WHAT THE TASK ASKS: Every line holding the string "LIGHTROOM" should be gathered.

GIVEN DATA:
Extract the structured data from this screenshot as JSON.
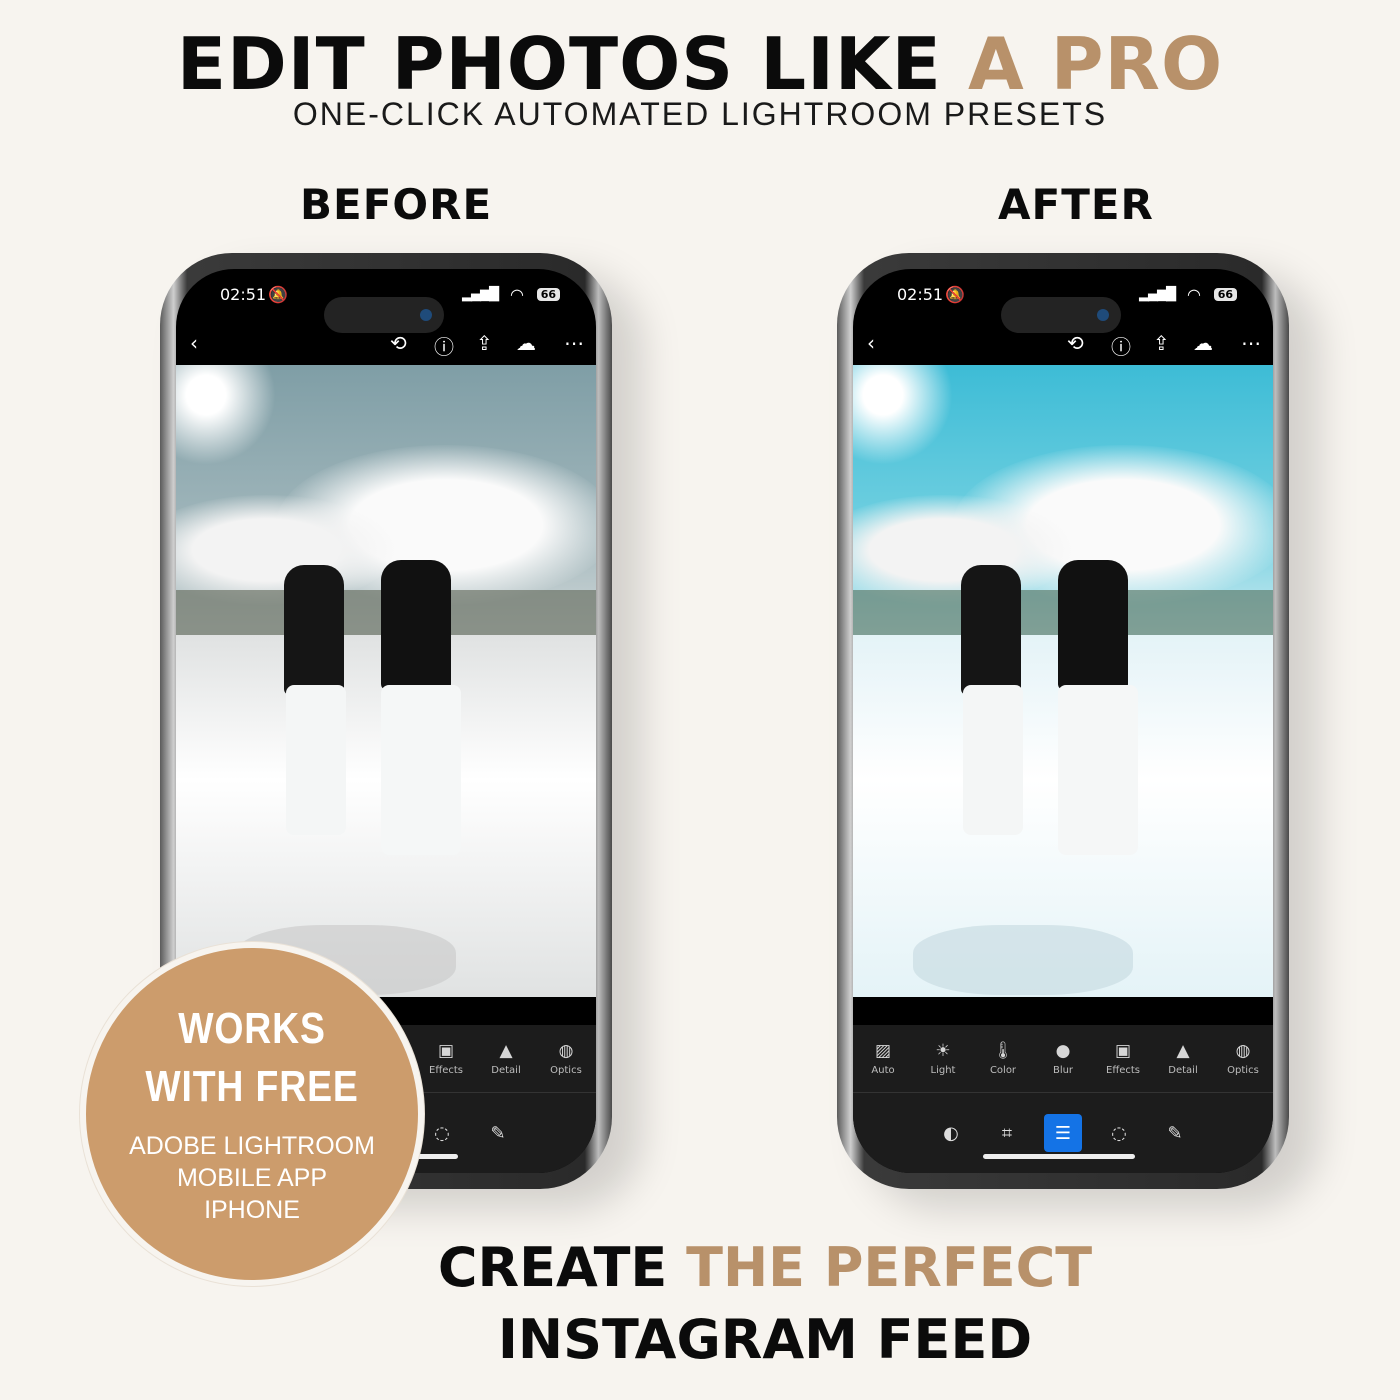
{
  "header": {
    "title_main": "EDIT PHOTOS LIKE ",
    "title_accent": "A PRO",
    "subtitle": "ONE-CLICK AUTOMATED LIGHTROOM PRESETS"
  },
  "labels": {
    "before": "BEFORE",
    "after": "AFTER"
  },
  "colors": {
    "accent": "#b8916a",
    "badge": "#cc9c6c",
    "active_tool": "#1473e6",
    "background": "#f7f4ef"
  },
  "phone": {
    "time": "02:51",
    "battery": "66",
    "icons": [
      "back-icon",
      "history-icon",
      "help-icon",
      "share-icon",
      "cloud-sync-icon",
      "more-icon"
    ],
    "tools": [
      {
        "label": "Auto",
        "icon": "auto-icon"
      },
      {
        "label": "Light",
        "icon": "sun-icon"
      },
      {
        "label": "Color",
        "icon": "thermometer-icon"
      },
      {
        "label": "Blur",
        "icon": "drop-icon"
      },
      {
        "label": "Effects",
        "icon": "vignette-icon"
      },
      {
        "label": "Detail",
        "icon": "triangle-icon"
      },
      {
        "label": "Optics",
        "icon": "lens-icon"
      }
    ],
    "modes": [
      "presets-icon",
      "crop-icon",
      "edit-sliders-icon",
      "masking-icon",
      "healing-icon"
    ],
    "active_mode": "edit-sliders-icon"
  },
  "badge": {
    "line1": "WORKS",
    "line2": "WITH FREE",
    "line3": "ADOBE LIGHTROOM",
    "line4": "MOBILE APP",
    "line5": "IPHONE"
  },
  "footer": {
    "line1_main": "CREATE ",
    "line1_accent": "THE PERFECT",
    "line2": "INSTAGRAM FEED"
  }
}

...

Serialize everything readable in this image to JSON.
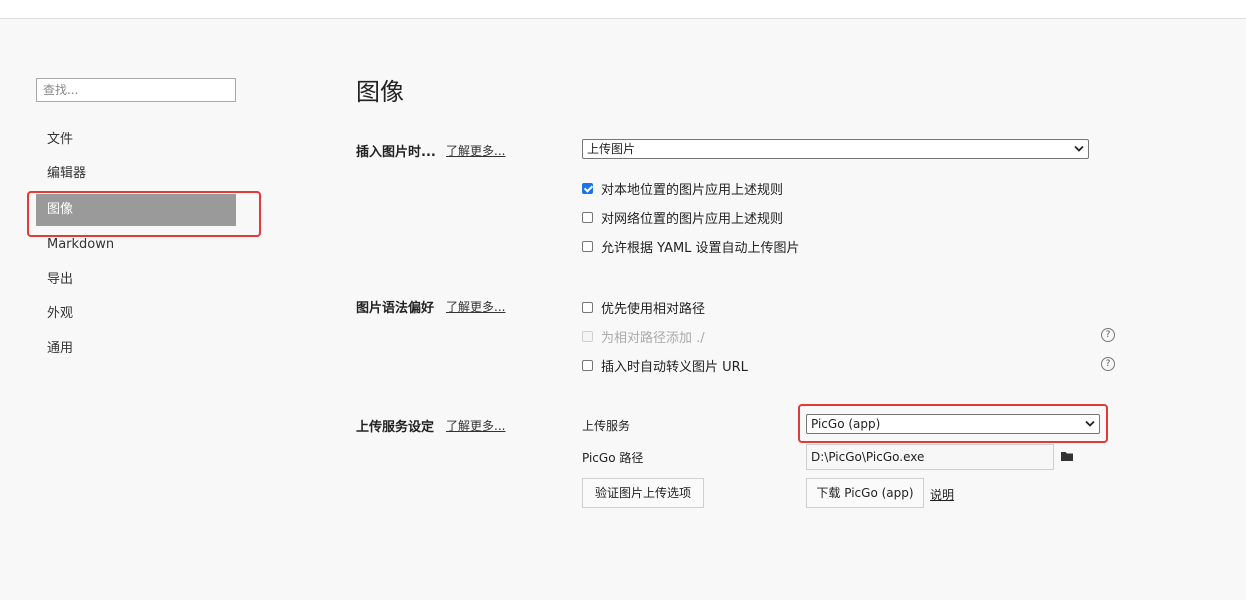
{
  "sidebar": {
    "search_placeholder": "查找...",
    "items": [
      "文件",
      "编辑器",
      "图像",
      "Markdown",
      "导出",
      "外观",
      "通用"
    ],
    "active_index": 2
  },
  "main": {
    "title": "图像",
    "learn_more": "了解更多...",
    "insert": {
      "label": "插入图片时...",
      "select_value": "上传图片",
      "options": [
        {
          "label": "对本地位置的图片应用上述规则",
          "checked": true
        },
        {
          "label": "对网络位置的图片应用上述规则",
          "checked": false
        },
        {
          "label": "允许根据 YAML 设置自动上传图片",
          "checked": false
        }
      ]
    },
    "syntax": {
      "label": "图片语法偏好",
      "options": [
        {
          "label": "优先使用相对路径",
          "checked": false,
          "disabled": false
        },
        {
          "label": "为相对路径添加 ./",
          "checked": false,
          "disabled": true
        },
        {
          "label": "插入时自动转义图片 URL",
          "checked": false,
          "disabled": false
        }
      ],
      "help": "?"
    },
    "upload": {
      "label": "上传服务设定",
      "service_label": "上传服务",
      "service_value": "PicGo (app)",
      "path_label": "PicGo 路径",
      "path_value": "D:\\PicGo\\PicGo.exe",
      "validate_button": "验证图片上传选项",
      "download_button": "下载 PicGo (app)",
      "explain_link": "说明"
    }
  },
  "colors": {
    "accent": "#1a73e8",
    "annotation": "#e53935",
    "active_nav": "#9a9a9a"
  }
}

TASK RESPONSE:
    "subtitle": "ONE-CLICK AUTOMATED LIGHTROOM PRESETS"
    "line3": "ADOBE LIGHTROOM",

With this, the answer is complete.